Quoted text:
* * *

It’s difficult to keep pace with all those threatening strike action. In fact, it might be easier to list those who haven’t threatened to withdraw their labour.
Despite the multiple inconveniences, I’m generally sympathetic, although I draw the line at barristers. Energy prices, mortgages, below-inflation pay offers and the soaring cost of living are affecting us all.
Teachers for example, have reacted angrily to a 5% pay offer; 91% of EIS members who participated in a recent consultative ballot indicated willingness to strike over pay and conditions. Then again, teachers threatening industrial action is nothing new. Over the last six years or so, they have regularly threatened action over something or other.
This time though, they appear deadly serious, with local authorities and parents having been put on formal notice. A statutory strike ballot of EIS members opened on 12 October and will run until 8 November, the outcome being a foregone conclusion.
Teachers undoubtedly have a case, although it’s problematic whether it’s any stronger than those put forward by nurses, posties and train drivers. On this occasion at least, we are truly in it together. Of course, teaching unions would be daft not to threaten, it’s a valuable negotiating tactic. Given the line of aggrieved workers already in the queue however, and the Government’s declared position, teachers may have to walk the walk this time.

* * *

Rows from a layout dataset
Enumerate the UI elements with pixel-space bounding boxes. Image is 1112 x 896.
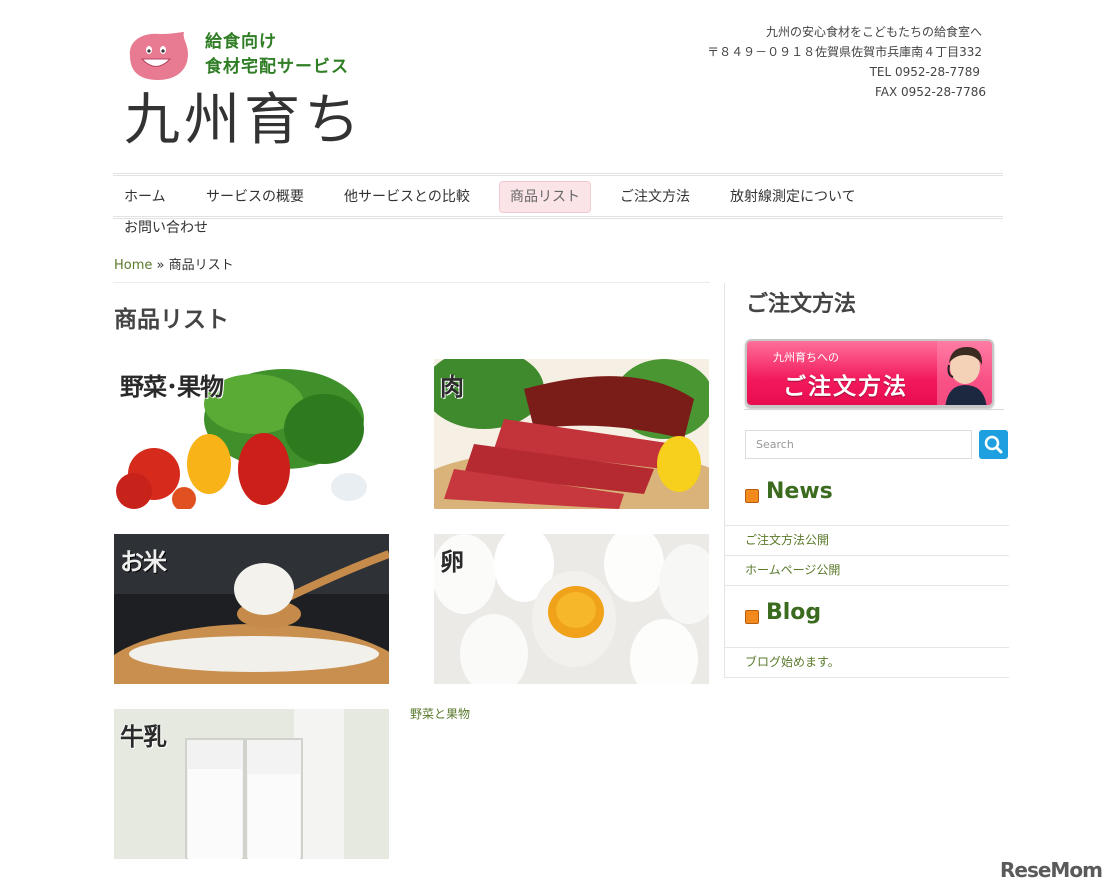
vegetables-fruits-link[interactable]: 野菜と果物 <box>410 705 470 722</box>
contact-fax: FAX 0952-28-7786 <box>874 85 986 99</box>
product-vegetables[interactable]: 野菜･果物 <box>114 359 389 509</box>
contact-address: 〒８４９－０９１８佐賀県佐賀市兵庫南４丁目332 <box>707 45 982 59</box>
blog-widget-title[interactable]: Blog <box>766 600 821 625</box>
news-widget-title[interactable]: News <box>766 479 833 504</box>
product-label: 卵 <box>440 547 464 576</box>
breadcrumb-current: 商品リスト <box>168 258 234 273</box>
product-label: 牛乳 <box>120 722 167 751</box>
breadcrumb: Home » 商品リスト <box>114 254 234 273</box>
product-label: お米 <box>120 547 167 576</box>
mascot-face-icon <box>129 32 188 80</box>
product-label: 肉 <box>440 372 464 401</box>
rss-icon[interactable] <box>745 610 759 624</box>
tagline-line2: 食材宅配サービス <box>205 57 349 77</box>
search-input[interactable] <box>745 430 972 459</box>
nav-item-service-overview[interactable]: サービスの概要 <box>196 182 314 212</box>
operator-avatar-icon <box>937 341 992 405</box>
nav-item-product-list[interactable]: 商品リスト <box>500 182 590 212</box>
main-nav: ホーム サービスの概要 他サービスとの比較 商品リスト ご注文方法 放射線測定に… <box>113 173 1003 236</box>
blog-item[interactable]: ブログ始めます。 <box>724 647 1009 677</box>
contact-slogan: 九州の安心食材をこどもたちの給食室へ <box>765 25 982 39</box>
sidebar-order-title: ご注文方法 <box>746 292 857 317</box>
logo-tagline: 給食向け 食材宅配サービス <box>205 30 349 80</box>
banner-subtitle: 九州育ちへの <box>773 351 839 364</box>
search-icon <box>984 435 1003 454</box>
rss-icon[interactable] <box>745 489 759 503</box>
divider <box>724 677 1009 678</box>
nav-item-order-method[interactable]: ご注文方法 <box>610 182 700 212</box>
divider <box>724 283 725 678</box>
breadcrumb-home-link[interactable]: Home <box>114 258 152 273</box>
meat-image <box>434 359 709 509</box>
nav-item-radiation[interactable]: 放射線測定について <box>720 182 866 212</box>
divider <box>113 282 710 283</box>
nav-item-contact[interactable]: お問い合わせ <box>114 213 218 243</box>
breadcrumb-separator: » <box>156 258 165 273</box>
site-title[interactable]: 九州育ち <box>124 86 364 156</box>
news-item[interactable]: ホームページ公開 <box>724 555 1009 585</box>
product-label: 野菜･果物 <box>120 372 224 401</box>
product-rice[interactable]: お米 <box>114 534 389 684</box>
banner-title: ご注文方法 <box>783 374 908 400</box>
eggs-image <box>434 534 709 684</box>
product-milk[interactable]: 牛乳 <box>114 709 389 859</box>
divider <box>744 409 1004 410</box>
news-item[interactable]: ご注文方法公開 <box>724 525 1009 555</box>
product-meat[interactable]: 肉 <box>434 359 709 509</box>
contact-tel: TEL 0952-28-7789 <box>869 65 980 79</box>
resemom-watermark: ReseMom <box>1000 858 1103 882</box>
contact-info: 九州の安心食材をこどもたちの給食室へ 〒８４９－０９１８佐賀県佐賀市兵庫南４丁目… <box>707 22 986 102</box>
nav-item-home[interactable]: ホーム <box>114 182 176 212</box>
page-title: 商品リスト <box>114 307 229 333</box>
divider <box>724 585 1009 586</box>
order-method-banner[interactable]: 九州育ちへの ご注文方法 <box>745 339 994 407</box>
search-button[interactable] <box>979 430 1008 459</box>
product-eggs[interactable]: 卵 <box>434 534 709 684</box>
tagline-line1: 給食向け <box>205 32 277 52</box>
nav-item-comparison[interactable]: 他サービスとの比較 <box>334 182 480 212</box>
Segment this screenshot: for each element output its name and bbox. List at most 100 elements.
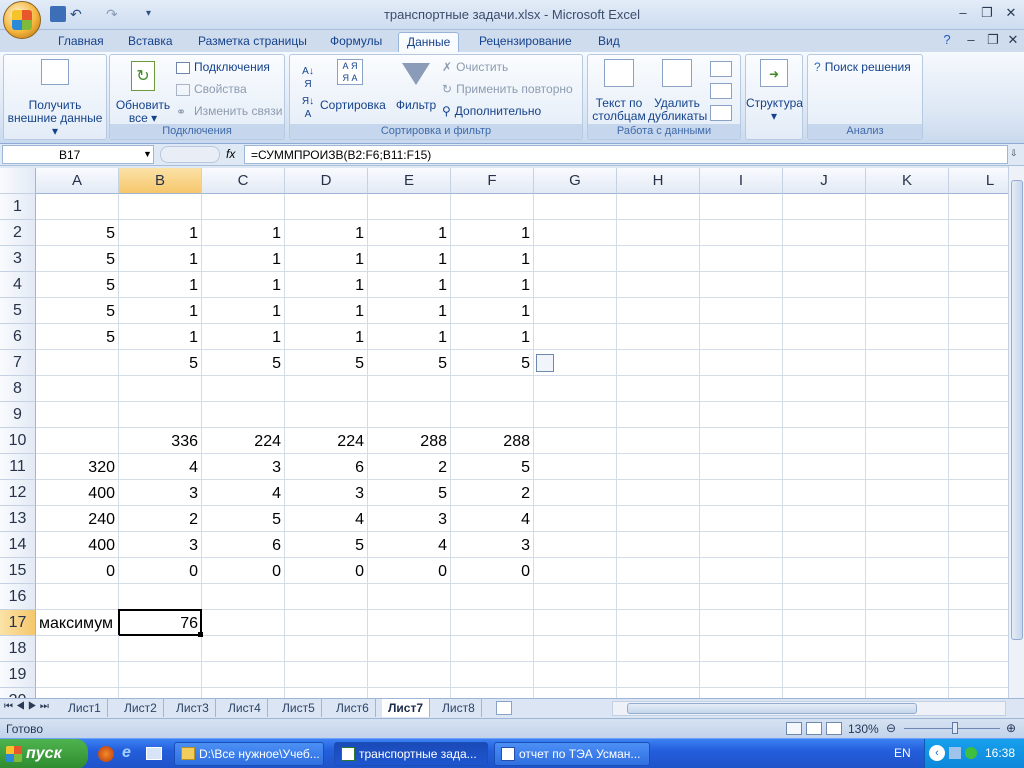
column-header-j[interactable]: J <box>783 168 866 194</box>
cell-f1[interactable] <box>451 194 534 220</box>
row-header-1[interactable]: 1 <box>0 194 36 220</box>
insert-function-button[interactable]: fx <box>226 147 235 161</box>
cell-f18[interactable] <box>451 636 534 662</box>
cell-i20[interactable] <box>700 688 783 698</box>
normal-view-icon[interactable] <box>786 722 802 735</box>
cell-f7[interactable]: 5 <box>451 350 534 376</box>
cell-d10[interactable]: 224 <box>285 428 368 454</box>
tab-insert[interactable]: Вставка <box>120 32 181 52</box>
cell-g14[interactable] <box>534 532 617 558</box>
tab-home[interactable]: Главная <box>50 32 112 52</box>
cell-c10[interactable]: 224 <box>202 428 285 454</box>
column-header-b[interactable]: B <box>119 168 202 194</box>
sheet-tab-5[interactable]: Лист5 <box>276 699 322 717</box>
cell-e10[interactable]: 288 <box>368 428 451 454</box>
cell-g13[interactable] <box>534 506 617 532</box>
cell-c13[interactable]: 5 <box>202 506 285 532</box>
cell-j8[interactable] <box>783 376 866 402</box>
cell-f6[interactable]: 1 <box>451 324 534 350</box>
row-header-6[interactable]: 6 <box>0 324 36 350</box>
cell-b1[interactable] <box>119 194 202 220</box>
cell-l4[interactable] <box>949 272 1008 298</box>
cell-f11[interactable]: 5 <box>451 454 534 480</box>
cell-h19[interactable] <box>617 662 700 688</box>
cell-a13[interactable]: 240 <box>36 506 119 532</box>
cell-g16[interactable] <box>534 584 617 610</box>
cell-g12[interactable] <box>534 480 617 506</box>
cell-b5[interactable]: 1 <box>119 298 202 324</box>
column-header-e[interactable]: E <box>368 168 451 194</box>
cell-g20[interactable] <box>534 688 617 698</box>
cell-a4[interactable]: 5 <box>36 272 119 298</box>
row-header-18[interactable]: 18 <box>0 636 36 662</box>
cell-k7[interactable] <box>866 350 949 376</box>
cell-j10[interactable] <box>783 428 866 454</box>
network-icon[interactable] <box>949 747 961 759</box>
cell-k6[interactable] <box>866 324 949 350</box>
cell-h17[interactable] <box>617 610 700 636</box>
cell-f16[interactable] <box>451 584 534 610</box>
cell-k12[interactable] <box>866 480 949 506</box>
workbook-minimize-button[interactable]: – <box>960 32 982 48</box>
cell-e1[interactable] <box>368 194 451 220</box>
properties-button[interactable]: Свойства <box>176 83 247 96</box>
opera-icon[interactable] <box>98 746 114 762</box>
cell-b12[interactable]: 3 <box>119 480 202 506</box>
page-layout-view-icon[interactable] <box>806 722 822 735</box>
cell-j6[interactable] <box>783 324 866 350</box>
cell-c3[interactable]: 1 <box>202 246 285 272</box>
close-button[interactable]: ✕ <box>1000 5 1022 21</box>
cell-c12[interactable]: 4 <box>202 480 285 506</box>
cell-i19[interactable] <box>700 662 783 688</box>
cell-e6[interactable]: 1 <box>368 324 451 350</box>
cell-l18[interactable] <box>949 636 1008 662</box>
cell-k13[interactable] <box>866 506 949 532</box>
internet-explorer-icon[interactable]: e <box>122 744 131 762</box>
cell-f20[interactable] <box>451 688 534 698</box>
reapply-button[interactable]: ↻ Применить повторно <box>442 83 573 96</box>
cell-l20[interactable] <box>949 688 1008 698</box>
tab-formulas[interactable]: Формулы <box>322 32 390 52</box>
tab-data[interactable]: Данные <box>398 32 460 52</box>
cell-a8[interactable] <box>36 376 119 402</box>
cell-l8[interactable] <box>949 376 1008 402</box>
expand-formula-bar-icon[interactable]: ⇩ <box>1010 148 1018 159</box>
sheet-tab-4[interactable]: Лист4 <box>222 699 268 717</box>
cell-i15[interactable] <box>700 558 783 584</box>
cell-d1[interactable] <box>285 194 368 220</box>
name-box[interactable]: B17 ▼ <box>2 145 154 164</box>
cell-e19[interactable] <box>368 662 451 688</box>
cell-k2[interactable] <box>866 220 949 246</box>
cell-e11[interactable]: 2 <box>368 454 451 480</box>
column-header-a[interactable]: A <box>36 168 119 194</box>
cell-e18[interactable] <box>368 636 451 662</box>
cell-j5[interactable] <box>783 298 866 324</box>
cell-c14[interactable]: 6 <box>202 532 285 558</box>
sheet-tab-7[interactable]: Лист7 <box>382 699 431 717</box>
cell-f2[interactable]: 1 <box>451 220 534 246</box>
column-header-c[interactable]: C <box>202 168 285 194</box>
cell-j14[interactable] <box>783 532 866 558</box>
vertical-scrollbar[interactable] <box>1008 166 1024 698</box>
connections-button[interactable]: Подключения <box>176 61 270 74</box>
cell-k4[interactable] <box>866 272 949 298</box>
cell-i17[interactable] <box>700 610 783 636</box>
vertical-scroll-thumb[interactable] <box>1011 180 1023 640</box>
sheet-tab-2[interactable]: Лист2 <box>118 699 164 717</box>
remove-duplicates-button[interactable]: Удалить дубликаты <box>648 59 707 123</box>
cell-c19[interactable] <box>202 662 285 688</box>
cell-j3[interactable] <box>783 246 866 272</box>
cell-j20[interactable] <box>783 688 866 698</box>
row-header-3[interactable]: 3 <box>0 246 36 272</box>
cell-c2[interactable]: 1 <box>202 220 285 246</box>
row-header-10[interactable]: 10 <box>0 428 36 454</box>
cell-g8[interactable] <box>534 376 617 402</box>
cell-d9[interactable] <box>285 402 368 428</box>
cell-a20[interactable] <box>36 688 119 698</box>
row-header-4[interactable]: 4 <box>0 272 36 298</box>
sort-az-button[interactable]: А↓ Я <box>298 65 318 91</box>
cell-f4[interactable]: 1 <box>451 272 534 298</box>
cell-c15[interactable]: 0 <box>202 558 285 584</box>
sheet-tab-3[interactable]: Лист3 <box>170 699 216 717</box>
tab-page-layout[interactable]: Разметка страницы <box>190 32 315 52</box>
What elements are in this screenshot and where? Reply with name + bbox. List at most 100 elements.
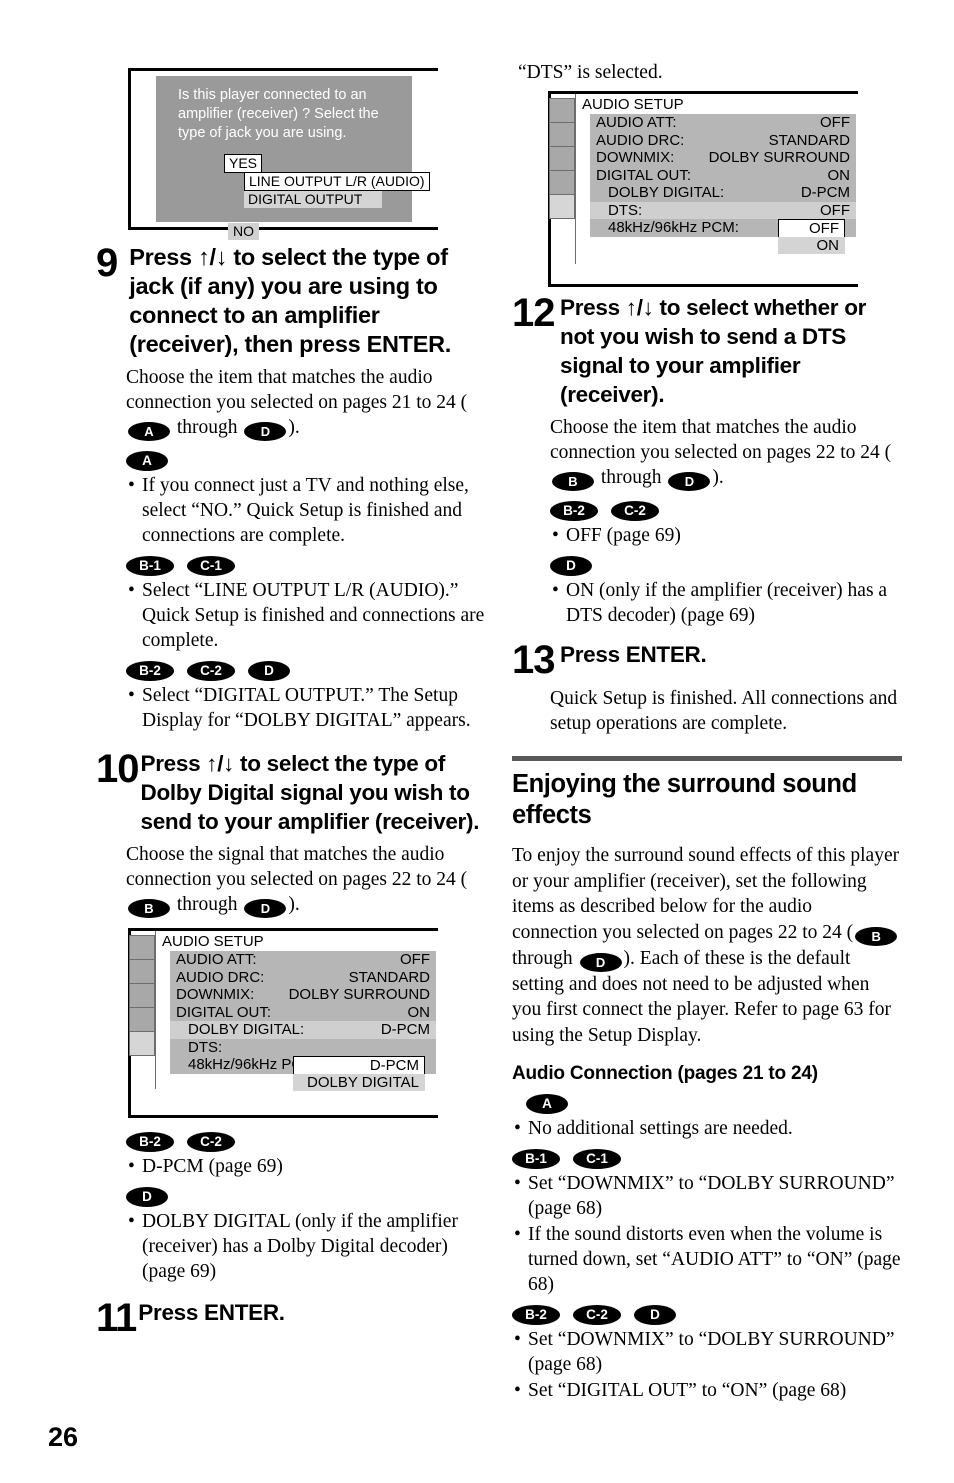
audio-setup-osd: AUDIO SETUP AUDIO ATT: OFF AUDIO DRC: STAN… bbox=[129, 931, 437, 1091]
list-item: ON (only if the amplifier (receiver) has… bbox=[550, 578, 902, 628]
bullet-list: OFF (page 69) bbox=[550, 523, 902, 548]
badge-d: D bbox=[550, 556, 592, 576]
setup-row-dolby-digital[interactable]: DOLBY DIGITAL: D-PCM bbox=[170, 1021, 436, 1039]
step-11-number: 11 bbox=[96, 1296, 137, 1340]
setup-tab-2[interactable] bbox=[129, 959, 155, 984]
setup-row-dts[interactable]: DTS: OFF bbox=[590, 201, 856, 219]
section-heading: Enjoying the surround sound effects bbox=[512, 770, 857, 829]
badge-row: B-1 C-1 bbox=[126, 556, 486, 576]
setup-tab-5[interactable] bbox=[549, 194, 575, 219]
setup-row[interactable]: AUDIO DRC: STANDARD bbox=[170, 969, 436, 987]
subsection-heading-audio-connection: Audio Connection (pages 21 to 24) bbox=[512, 1063, 818, 1084]
step-11-title: Press ENTER. bbox=[138, 1300, 285, 1325]
setup-title: AUDIO SETUP bbox=[582, 96, 684, 113]
setup-row-key: AUDIO DRC: bbox=[596, 131, 685, 149]
inline-badge-d: D bbox=[244, 899, 287, 918]
badge-b-1: B-1 bbox=[512, 1149, 560, 1169]
setup-row[interactable]: AUDIO ATT: OFF bbox=[590, 114, 856, 132]
badge-row: B-2 C-2 D bbox=[126, 661, 486, 681]
setup-row-value: D-PCM bbox=[380, 1021, 430, 1038]
osd-option-yes[interactable]: YES bbox=[224, 154, 263, 173]
badge-row: B-1 C-1 bbox=[512, 1149, 902, 1169]
setup-row[interactable]: DIGITAL OUT: ON bbox=[170, 1004, 436, 1022]
setup-row-key: DOWNMIX: bbox=[596, 149, 675, 166]
step-9-body-end: ). bbox=[288, 417, 300, 438]
list-item: Set “DOWNMIX” to “DOLBY SURROUND” (page … bbox=[512, 1327, 902, 1377]
step-9-body: Choose the item that matches the audio c… bbox=[126, 365, 486, 441]
setup-body: AUDIO SETUP AUDIO ATT: OFF AUDIO DRC: STAN… bbox=[155, 931, 437, 1091]
setup-row-value: ON bbox=[827, 166, 851, 184]
setup-row-key: 48kHz/96kHz PCM: bbox=[608, 219, 739, 236]
setup-tab-5[interactable] bbox=[129, 1031, 155, 1056]
osd-option-no[interactable]: NO bbox=[228, 223, 259, 240]
inline-badge-b: B bbox=[855, 926, 898, 946]
badge-row: B-2 C-2 bbox=[550, 501, 902, 521]
badge-c-1: C-1 bbox=[187, 556, 235, 576]
list-item: If you connect just a TV and nothing els… bbox=[126, 473, 486, 548]
osd-question: Is this player connected to an amplifier… bbox=[178, 87, 379, 141]
setup-row[interactable]: DOWNMIX: DOLBY SURROUND bbox=[170, 986, 436, 1004]
setup-row-key: AUDIO ATT: bbox=[176, 951, 257, 968]
setup-row-key: DTS: bbox=[188, 1038, 223, 1056]
setup-tab-3[interactable] bbox=[129, 983, 155, 1008]
inline-badge-a: A bbox=[128, 422, 170, 441]
section-lead-a: To enjoy the surround sound effects of t… bbox=[512, 845, 900, 943]
setup-tab-1[interactable] bbox=[549, 98, 575, 123]
step-13-title: Press ENTER. bbox=[560, 642, 707, 667]
setup-tab-strip bbox=[129, 935, 155, 1056]
page-number: 26 bbox=[48, 1422, 79, 1452]
badge-b-2: B-2 bbox=[550, 501, 598, 521]
setup-tab-4[interactable] bbox=[129, 1007, 155, 1032]
list-item: No additional settings are needed. bbox=[512, 1116, 902, 1141]
setup-tab-4[interactable] bbox=[549, 170, 575, 195]
setup-row-dolby-digital[interactable]: DOLBY DIGITAL: D-PCM bbox=[590, 184, 856, 202]
step-12-groups: B-2 C-2 OFF (page 69) D ON (only if the … bbox=[550, 501, 902, 628]
inline-badge-d: D bbox=[668, 472, 711, 491]
setup-row-value: OFF bbox=[400, 951, 430, 968]
setup-body: AUDIO SETUP AUDIO ATT: OFF AUDIO DRC: STAN… bbox=[575, 94, 857, 264]
setup-row[interactable]: DOWNMIX: DOLBY SURROUND bbox=[590, 149, 856, 167]
bullet-list: ON (only if the amplifier (receiver) has… bbox=[550, 578, 902, 628]
setup-tab-2[interactable] bbox=[549, 122, 575, 147]
figure-caption-dts-selected: “DTS” is selected. bbox=[518, 62, 663, 83]
step-10-groups: B-2 C-2 D-PCM (page 69) D DOLBY DIGITAL … bbox=[126, 1132, 486, 1284]
setup-tab-3[interactable] bbox=[549, 146, 575, 171]
manual-page: Is this player connected to an amplifier… bbox=[0, 0, 954, 1483]
step-9-body-text: Choose the item that matches the audio c… bbox=[126, 367, 468, 413]
setup-title: AUDIO SETUP bbox=[162, 933, 264, 950]
popup-option-other[interactable]: DOLBY DIGITAL bbox=[293, 1073, 425, 1091]
step-10-title: Press ↑/↓ to select the type of Dolby Di… bbox=[140, 751, 480, 834]
badge-c-2: C-2 bbox=[573, 1305, 621, 1325]
step-12-body-mid: through bbox=[596, 467, 667, 488]
bullet-list: If you connect just a TV and nothing els… bbox=[126, 473, 486, 548]
step-12-body: Choose the item that matches the audio c… bbox=[550, 415, 902, 491]
osd-dialog: Is this player connected to an amplifier… bbox=[156, 76, 430, 240]
osd-option-line-output[interactable]: LINE OUTPUT L/R (AUDIO) bbox=[244, 172, 430, 191]
setup-tab-strip bbox=[549, 98, 575, 219]
badge-d: D bbox=[248, 661, 290, 681]
figure-audio-setup-right: AUDIO SETUP AUDIO ATT: OFF AUDIO DRC: STAN… bbox=[512, 91, 902, 291]
osd-option-digital-output[interactable]: DIGITAL OUTPUT bbox=[244, 191, 382, 208]
right-column: “DTS” is selected. AUDIO SETUP AUDIO ATT… bbox=[512, 0, 902, 1409]
bullet-list: No additional settings are needed. bbox=[512, 1116, 902, 1141]
step-11: 11 Press ENTER. bbox=[96, 1298, 486, 1338]
badge-b-1: B-1 bbox=[126, 556, 174, 576]
step-9: 9 Press ↑/↓ to select the type of jack (… bbox=[96, 243, 486, 359]
badge-row: B-2 C-2 bbox=[126, 1132, 486, 1152]
step-10-body: Choose the signal that matches the audio… bbox=[126, 842, 486, 918]
step-12-body-text: Choose the item that matches the audio c… bbox=[550, 417, 892, 463]
setup-row[interactable]: AUDIO ATT: OFF bbox=[170, 951, 436, 969]
step-9-number: 9 bbox=[96, 241, 118, 285]
inline-badge-d: D bbox=[579, 952, 622, 972]
setup-tab-1[interactable] bbox=[129, 935, 155, 960]
figure-audio-setup-left: AUDIO SETUP AUDIO ATT: OFF AUDIO DRC: STAN… bbox=[96, 928, 486, 1124]
bullet-list: D-PCM (page 69) bbox=[126, 1154, 486, 1179]
badge-d: D bbox=[126, 1187, 168, 1207]
setup-row[interactable]: AUDIO DRC: STANDARD bbox=[590, 132, 856, 150]
popup-option-other[interactable]: ON bbox=[778, 236, 845, 254]
setup-row-key: DIGITAL OUT: bbox=[176, 1003, 272, 1021]
setup-row-value: OFF bbox=[820, 114, 850, 131]
setup-row-dts[interactable]: DTS: bbox=[170, 1039, 436, 1057]
setup-row[interactable]: DIGITAL OUT: ON bbox=[590, 167, 856, 185]
badge-c-2: C-2 bbox=[187, 661, 235, 681]
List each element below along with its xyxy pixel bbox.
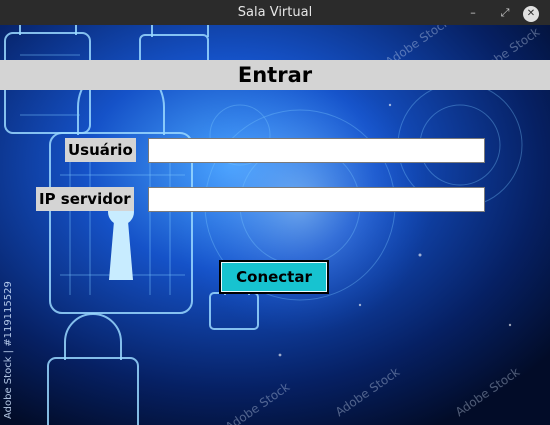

* * *

What this task involves: Reproduce everything in the column on strike threats from "Teachers for example, have" down to "something or other.".

Finished exercise:
Teachers for example, have reacted angrily to a 5% pay offer; 91% of EIS members who participated in a recent consultative ballot indicated willingness to strike over pay and conditions. Then again, teachers threatening industrial action is nothing new. Over the last six years or so, they have regularly threatened action over something or other.